SHORT PROBLEM
Return every one of the following rows unchanged, character for character and in the same order.

══════════════════════════════

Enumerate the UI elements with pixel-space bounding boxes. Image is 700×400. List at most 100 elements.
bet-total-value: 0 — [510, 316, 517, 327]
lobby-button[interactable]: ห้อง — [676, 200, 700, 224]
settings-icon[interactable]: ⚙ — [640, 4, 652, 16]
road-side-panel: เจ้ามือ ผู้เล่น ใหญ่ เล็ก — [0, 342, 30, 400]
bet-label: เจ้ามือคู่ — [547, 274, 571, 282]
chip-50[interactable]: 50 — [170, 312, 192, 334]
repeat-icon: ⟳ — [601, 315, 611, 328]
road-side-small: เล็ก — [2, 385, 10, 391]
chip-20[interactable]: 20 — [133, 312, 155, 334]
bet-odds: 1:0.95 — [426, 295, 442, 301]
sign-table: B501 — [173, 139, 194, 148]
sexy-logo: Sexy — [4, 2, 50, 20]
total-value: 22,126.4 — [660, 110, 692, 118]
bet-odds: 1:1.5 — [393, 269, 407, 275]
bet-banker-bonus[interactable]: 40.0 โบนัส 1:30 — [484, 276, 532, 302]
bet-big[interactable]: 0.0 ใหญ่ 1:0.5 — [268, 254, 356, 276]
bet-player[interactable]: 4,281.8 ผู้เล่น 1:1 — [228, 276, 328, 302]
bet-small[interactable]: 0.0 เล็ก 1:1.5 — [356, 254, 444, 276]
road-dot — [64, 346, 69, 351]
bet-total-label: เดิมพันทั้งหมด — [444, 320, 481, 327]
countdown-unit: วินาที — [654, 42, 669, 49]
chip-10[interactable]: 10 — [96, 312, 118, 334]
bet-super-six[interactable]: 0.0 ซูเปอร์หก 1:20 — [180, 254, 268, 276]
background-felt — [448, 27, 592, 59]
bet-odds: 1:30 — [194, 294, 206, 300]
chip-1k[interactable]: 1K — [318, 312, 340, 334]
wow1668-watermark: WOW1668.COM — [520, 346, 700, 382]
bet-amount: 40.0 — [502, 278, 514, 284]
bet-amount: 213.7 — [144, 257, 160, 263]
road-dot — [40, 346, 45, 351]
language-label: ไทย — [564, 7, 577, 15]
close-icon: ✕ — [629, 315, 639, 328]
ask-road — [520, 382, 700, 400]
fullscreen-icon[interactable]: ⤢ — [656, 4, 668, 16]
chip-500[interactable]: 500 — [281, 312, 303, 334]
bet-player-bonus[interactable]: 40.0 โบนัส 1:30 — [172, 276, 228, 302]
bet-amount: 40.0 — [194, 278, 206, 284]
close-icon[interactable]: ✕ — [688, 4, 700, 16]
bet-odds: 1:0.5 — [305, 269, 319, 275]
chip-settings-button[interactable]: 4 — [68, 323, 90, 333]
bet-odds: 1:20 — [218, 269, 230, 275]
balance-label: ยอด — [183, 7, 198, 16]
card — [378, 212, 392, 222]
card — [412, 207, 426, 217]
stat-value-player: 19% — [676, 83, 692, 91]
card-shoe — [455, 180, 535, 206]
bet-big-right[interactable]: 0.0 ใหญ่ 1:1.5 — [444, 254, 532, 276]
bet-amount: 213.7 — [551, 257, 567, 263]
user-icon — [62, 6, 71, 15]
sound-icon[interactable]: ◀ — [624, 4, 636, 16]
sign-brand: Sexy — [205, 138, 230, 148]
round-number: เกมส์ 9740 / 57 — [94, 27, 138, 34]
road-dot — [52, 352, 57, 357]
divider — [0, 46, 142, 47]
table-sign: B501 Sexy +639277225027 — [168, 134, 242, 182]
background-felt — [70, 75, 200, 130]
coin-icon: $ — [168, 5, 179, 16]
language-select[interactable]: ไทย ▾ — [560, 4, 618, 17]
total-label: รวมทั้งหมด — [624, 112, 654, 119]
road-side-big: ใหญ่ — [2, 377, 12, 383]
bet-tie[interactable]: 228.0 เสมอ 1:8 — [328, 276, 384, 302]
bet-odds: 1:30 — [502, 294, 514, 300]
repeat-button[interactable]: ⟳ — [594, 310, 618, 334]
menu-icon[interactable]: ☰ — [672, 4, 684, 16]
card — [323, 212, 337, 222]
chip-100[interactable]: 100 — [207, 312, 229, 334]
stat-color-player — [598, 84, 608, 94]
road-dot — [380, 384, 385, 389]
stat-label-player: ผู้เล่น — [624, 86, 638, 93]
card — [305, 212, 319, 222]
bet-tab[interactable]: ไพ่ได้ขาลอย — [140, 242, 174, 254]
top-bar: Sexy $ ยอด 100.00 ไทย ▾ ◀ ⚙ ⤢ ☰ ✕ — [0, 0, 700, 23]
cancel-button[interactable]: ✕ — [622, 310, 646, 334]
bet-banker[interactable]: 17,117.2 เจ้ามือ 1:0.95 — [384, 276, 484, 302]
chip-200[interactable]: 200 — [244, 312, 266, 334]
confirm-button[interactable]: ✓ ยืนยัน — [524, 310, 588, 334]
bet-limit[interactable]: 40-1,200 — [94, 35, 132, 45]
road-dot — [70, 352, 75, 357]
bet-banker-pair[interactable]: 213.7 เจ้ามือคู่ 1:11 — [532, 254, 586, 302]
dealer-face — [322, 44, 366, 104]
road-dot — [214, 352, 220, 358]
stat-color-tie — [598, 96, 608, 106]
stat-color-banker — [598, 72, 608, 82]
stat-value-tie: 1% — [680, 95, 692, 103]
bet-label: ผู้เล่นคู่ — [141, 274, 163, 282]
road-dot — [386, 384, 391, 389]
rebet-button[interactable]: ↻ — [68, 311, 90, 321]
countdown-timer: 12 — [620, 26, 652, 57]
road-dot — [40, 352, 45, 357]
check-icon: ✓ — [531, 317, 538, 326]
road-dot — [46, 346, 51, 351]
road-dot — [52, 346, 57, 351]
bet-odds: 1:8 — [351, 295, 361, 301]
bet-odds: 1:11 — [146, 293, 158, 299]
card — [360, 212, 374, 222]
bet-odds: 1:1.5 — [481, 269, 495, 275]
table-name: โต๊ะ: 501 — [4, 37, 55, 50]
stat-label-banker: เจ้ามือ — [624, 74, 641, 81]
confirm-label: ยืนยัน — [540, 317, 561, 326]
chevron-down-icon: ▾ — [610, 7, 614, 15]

══════════════════════════════

EXERCISE ANSWER
Enumerate the UI elements with pixel-space bounding boxes. Image is 700×400. List at most 100 elements.
bet-total-value: 0 — [510, 316, 517, 327]
lobby-button[interactable]: ห้อง — [676, 200, 700, 224]
settings-icon[interactable]: ⚙ — [640, 4, 652, 16]
road-side-panel: เจ้ามือ ผู้เล่น ใหญ่ เล็ก — [0, 342, 30, 400]
bet-label: เจ้ามือคู่ — [547, 274, 571, 282]
chip-50[interactable]: 50 — [170, 312, 192, 334]
repeat-icon: ⟳ — [601, 315, 611, 328]
road-side-small: เล็ก — [2, 385, 10, 391]
chip-20[interactable]: 20 — [133, 312, 155, 334]
bet-odds: 1:0.95 — [426, 295, 442, 301]
sign-table: B501 — [173, 139, 194, 148]
sexy-logo: Sexy — [4, 2, 50, 20]
total-value: 22,126.4 — [660, 110, 692, 118]
bet-odds: 1:1.5 — [393, 269, 407, 275]
bet-banker-bonus[interactable]: 40.0 โบนัส 1:30 — [484, 276, 532, 302]
bet-big[interactable]: 0.0 ใหญ่ 1:0.5 — [268, 254, 356, 276]
bet-player[interactable]: 4,281.8 ผู้เล่น 1:1 — [228, 276, 328, 302]
bet-small[interactable]: 0.0 เล็ก 1:1.5 — [356, 254, 444, 276]
road-dot — [64, 346, 69, 351]
bet-total-label: เดิมพันทั้งหมด — [444, 320, 481, 327]
countdown-unit: วินาที — [654, 42, 669, 49]
chip-10[interactable]: 10 — [96, 312, 118, 334]
bet-super-six[interactable]: 0.0 ซูเปอร์หก 1:20 — [180, 254, 268, 276]
background-felt — [448, 27, 592, 59]
bet-odds: 1:30 — [194, 294, 206, 300]
chip-1k[interactable]: 1K — [318, 312, 340, 334]
wow1668-watermark: WOW1668.COM — [520, 346, 700, 382]
bet-amount: 40.0 — [502, 278, 514, 284]
bet-amount: 213.7 — [144, 257, 160, 263]
road-dot — [40, 346, 45, 351]
language-label: ไทย — [564, 7, 577, 15]
close-icon: ✕ — [629, 315, 639, 328]
ask-road — [520, 382, 700, 400]
fullscreen-icon[interactable]: ⤢ — [656, 4, 668, 16]
chip-500[interactable]: 500 — [281, 312, 303, 334]
bet-player-bonus[interactable]: 40.0 โบนัส 1:30 — [172, 276, 228, 302]
bet-amount: 40.0 — [194, 278, 206, 284]
close-icon[interactable]: ✕ — [688, 4, 700, 16]
bet-odds: 1:0.5 — [305, 269, 319, 275]
chip-settings-button[interactable]: 4 — [68, 323, 90, 333]
bet-odds: 1:20 — [218, 269, 230, 275]
balance-label: ยอด — [183, 7, 198, 16]
card — [378, 212, 392, 222]
card — [412, 207, 426, 217]
stat-value-player: 19% — [676, 83, 692, 91]
card-shoe — [455, 180, 535, 206]
bet-big-right[interactable]: 0.0 ใหญ่ 1:1.5 — [444, 254, 532, 276]
bet-amount: 213.7 — [551, 257, 567, 263]
user-icon — [62, 6, 71, 15]
sound-icon[interactable]: ◀ — [624, 4, 636, 16]
sign-brand: Sexy — [205, 138, 230, 148]
round-number: เกมส์ 9740 / 57 — [94, 27, 138, 34]
road-dot — [52, 352, 57, 357]
divider — [0, 46, 142, 47]
table-sign: B501 Sexy +639277225027 — [168, 134, 242, 182]
background-felt — [70, 75, 200, 130]
coin-icon: $ — [168, 5, 179, 16]
language-select[interactable]: ไทย ▾ — [560, 4, 618, 17]
total-label: รวมทั้งหมด — [624, 112, 654, 119]
road-side-big: ใหญ่ — [2, 377, 12, 383]
bet-tie[interactable]: 228.0 เสมอ 1:8 — [328, 276, 384, 302]
bet-odds: 1:30 — [502, 294, 514, 300]
repeat-button[interactable]: ⟳ — [594, 310, 618, 334]
menu-icon[interactable]: ☰ — [672, 4, 684, 16]
card — [323, 212, 337, 222]
chip-100[interactable]: 100 — [207, 312, 229, 334]
stat-color-player — [598, 84, 608, 94]
road-dot — [380, 384, 385, 389]
stat-label-player: ผู้เล่น — [624, 86, 638, 93]
card — [305, 212, 319, 222]
bet-tab[interactable]: ไพ่ได้ขาลอย — [140, 242, 174, 254]
top-bar: Sexy $ ยอด 100.00 ไทย ▾ ◀ ⚙ ⤢ ☰ ✕ — [0, 0, 700, 23]
cancel-button[interactable]: ✕ — [622, 310, 646, 334]
bet-banker[interactable]: 17,117.2 เจ้ามือ 1:0.95 — [384, 276, 484, 302]
chip-200[interactable]: 200 — [244, 312, 266, 334]
confirm-button[interactable]: ✓ ยืนยัน — [524, 310, 588, 334]
bet-limit[interactable]: 40-1,200 — [94, 35, 132, 45]
road-dot — [70, 352, 75, 357]
bet-banker-pair[interactable]: 213.7 เจ้ามือคู่ 1:11 — [532, 254, 586, 302]
dealer-face — [322, 44, 366, 104]
road-dot — [214, 352, 220, 358]
stat-color-tie — [598, 96, 608, 106]
stat-color-banker — [598, 72, 608, 82]
stat-value-tie: 1% — [680, 95, 692, 103]
bet-label: ผู้เล่นคู่ — [141, 274, 163, 282]
road-dot — [386, 384, 391, 389]
rebet-button[interactable]: ↻ — [68, 311, 90, 321]
countdown-timer: 12 — [620, 26, 652, 57]
road-dot — [40, 352, 45, 357]
check-icon: ✓ — [531, 317, 538, 326]
road-dot — [46, 346, 51, 351]
road-dot — [52, 346, 57, 351]
bet-odds: 1:8 — [351, 295, 361, 301]
bet-odds: 1:11 — [146, 293, 158, 299]
card — [360, 212, 374, 222]
bet-odds: 1:1.5 — [481, 269, 495, 275]
table-name: โต๊ะ: 501 — [4, 37, 55, 50]
stat-label-banker: เจ้ามือ — [624, 74, 641, 81]
confirm-label: ยืนยัน — [540, 317, 561, 326]
chevron-down-icon: ▾ — [610, 7, 614, 15]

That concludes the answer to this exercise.